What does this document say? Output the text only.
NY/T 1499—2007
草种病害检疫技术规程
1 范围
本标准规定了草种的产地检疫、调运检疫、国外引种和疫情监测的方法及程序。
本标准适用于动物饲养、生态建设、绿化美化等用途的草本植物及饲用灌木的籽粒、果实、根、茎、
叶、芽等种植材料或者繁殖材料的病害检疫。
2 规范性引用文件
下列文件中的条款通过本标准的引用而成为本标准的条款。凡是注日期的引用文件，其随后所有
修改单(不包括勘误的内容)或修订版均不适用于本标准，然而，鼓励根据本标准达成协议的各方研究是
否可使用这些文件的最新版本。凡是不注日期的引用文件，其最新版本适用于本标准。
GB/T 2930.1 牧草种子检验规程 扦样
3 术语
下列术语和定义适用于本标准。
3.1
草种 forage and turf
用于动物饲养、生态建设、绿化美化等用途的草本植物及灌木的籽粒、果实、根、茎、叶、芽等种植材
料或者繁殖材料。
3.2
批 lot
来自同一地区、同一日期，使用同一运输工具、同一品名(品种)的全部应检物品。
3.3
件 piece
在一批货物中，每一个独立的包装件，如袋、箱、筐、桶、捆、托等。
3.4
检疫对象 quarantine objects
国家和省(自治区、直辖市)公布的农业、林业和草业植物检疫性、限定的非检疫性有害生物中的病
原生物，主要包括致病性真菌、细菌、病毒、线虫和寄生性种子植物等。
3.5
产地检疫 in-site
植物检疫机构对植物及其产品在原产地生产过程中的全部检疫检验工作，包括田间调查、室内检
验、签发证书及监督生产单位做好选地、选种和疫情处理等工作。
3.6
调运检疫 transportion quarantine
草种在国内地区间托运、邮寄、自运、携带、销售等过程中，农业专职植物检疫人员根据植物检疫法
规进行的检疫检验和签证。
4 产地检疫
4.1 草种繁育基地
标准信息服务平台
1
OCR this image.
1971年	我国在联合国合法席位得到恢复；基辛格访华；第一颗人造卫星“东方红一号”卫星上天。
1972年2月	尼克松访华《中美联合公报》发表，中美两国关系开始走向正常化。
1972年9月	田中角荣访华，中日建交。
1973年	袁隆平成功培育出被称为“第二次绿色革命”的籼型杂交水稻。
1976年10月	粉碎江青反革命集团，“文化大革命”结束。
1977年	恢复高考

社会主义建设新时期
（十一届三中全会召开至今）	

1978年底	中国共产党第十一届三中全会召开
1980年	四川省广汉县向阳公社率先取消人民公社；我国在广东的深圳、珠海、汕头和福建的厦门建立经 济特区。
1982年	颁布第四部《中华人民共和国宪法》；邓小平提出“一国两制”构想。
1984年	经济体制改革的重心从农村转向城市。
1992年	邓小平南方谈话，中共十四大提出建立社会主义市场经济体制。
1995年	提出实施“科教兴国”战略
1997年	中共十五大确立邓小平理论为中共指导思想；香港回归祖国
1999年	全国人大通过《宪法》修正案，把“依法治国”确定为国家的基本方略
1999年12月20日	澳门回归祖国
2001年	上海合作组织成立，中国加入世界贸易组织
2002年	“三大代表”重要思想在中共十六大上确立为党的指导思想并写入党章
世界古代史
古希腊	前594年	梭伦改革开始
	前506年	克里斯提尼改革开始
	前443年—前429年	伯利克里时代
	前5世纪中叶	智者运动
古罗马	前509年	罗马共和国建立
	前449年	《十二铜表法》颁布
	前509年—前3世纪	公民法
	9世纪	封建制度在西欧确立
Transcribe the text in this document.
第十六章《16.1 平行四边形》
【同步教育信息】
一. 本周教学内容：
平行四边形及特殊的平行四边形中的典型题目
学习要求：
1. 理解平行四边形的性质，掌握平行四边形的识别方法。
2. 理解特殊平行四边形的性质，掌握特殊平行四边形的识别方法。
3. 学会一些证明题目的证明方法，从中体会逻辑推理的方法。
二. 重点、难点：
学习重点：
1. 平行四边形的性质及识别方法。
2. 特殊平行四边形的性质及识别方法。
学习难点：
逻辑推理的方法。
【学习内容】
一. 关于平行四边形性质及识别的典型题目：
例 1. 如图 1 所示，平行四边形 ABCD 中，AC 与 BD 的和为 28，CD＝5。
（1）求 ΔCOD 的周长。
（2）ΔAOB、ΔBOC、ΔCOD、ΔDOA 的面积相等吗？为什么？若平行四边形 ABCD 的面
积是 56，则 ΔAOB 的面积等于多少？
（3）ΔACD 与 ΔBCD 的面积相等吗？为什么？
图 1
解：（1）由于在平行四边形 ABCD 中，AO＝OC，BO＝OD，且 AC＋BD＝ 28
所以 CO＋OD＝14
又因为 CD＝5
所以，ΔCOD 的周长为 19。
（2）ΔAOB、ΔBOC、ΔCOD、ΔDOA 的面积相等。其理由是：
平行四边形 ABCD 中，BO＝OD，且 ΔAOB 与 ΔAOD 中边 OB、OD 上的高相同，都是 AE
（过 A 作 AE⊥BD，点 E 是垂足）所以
————————
Give the number of lines above that hold the word "ABCD", and nothing more.

4